### Dataset rows
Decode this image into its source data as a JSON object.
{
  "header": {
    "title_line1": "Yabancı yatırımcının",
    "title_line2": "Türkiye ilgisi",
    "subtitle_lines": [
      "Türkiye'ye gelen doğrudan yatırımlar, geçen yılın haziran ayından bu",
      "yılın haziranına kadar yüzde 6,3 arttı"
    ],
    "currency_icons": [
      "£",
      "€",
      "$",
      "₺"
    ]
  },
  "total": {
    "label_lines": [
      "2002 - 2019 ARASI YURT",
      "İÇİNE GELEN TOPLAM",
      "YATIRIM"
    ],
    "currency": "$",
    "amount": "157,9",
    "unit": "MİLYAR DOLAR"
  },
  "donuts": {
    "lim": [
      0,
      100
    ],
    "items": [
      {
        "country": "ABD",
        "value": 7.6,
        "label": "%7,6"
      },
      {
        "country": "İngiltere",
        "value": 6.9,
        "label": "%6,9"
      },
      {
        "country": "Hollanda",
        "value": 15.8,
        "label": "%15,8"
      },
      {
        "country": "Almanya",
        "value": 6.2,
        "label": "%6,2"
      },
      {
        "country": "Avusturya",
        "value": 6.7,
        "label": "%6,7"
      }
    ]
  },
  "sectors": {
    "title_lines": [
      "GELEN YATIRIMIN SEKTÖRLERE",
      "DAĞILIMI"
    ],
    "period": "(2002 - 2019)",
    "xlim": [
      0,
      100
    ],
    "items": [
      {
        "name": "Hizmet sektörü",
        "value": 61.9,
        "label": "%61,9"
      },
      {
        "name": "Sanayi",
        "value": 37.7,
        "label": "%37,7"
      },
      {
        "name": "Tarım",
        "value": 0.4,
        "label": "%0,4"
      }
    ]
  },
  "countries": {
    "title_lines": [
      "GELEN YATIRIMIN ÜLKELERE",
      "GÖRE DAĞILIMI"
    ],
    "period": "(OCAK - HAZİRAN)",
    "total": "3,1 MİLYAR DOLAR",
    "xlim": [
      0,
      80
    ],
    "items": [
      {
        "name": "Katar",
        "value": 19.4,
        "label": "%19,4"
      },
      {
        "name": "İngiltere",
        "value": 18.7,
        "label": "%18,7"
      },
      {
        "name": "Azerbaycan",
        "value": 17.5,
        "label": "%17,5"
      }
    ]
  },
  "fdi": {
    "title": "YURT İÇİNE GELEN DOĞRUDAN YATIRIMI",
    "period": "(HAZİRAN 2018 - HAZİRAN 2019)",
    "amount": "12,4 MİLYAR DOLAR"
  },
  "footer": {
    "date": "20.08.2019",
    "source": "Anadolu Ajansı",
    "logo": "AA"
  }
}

### What is asked
Check each line of the records for "period" and copy the ones that contain it.

### Exercise result
    "period": "(2002 - 2019)",
    "period": "(OCAK - HAZİRAN)",
    "period": "(HAZİRAN 2018 - HAZİRAN 2019)",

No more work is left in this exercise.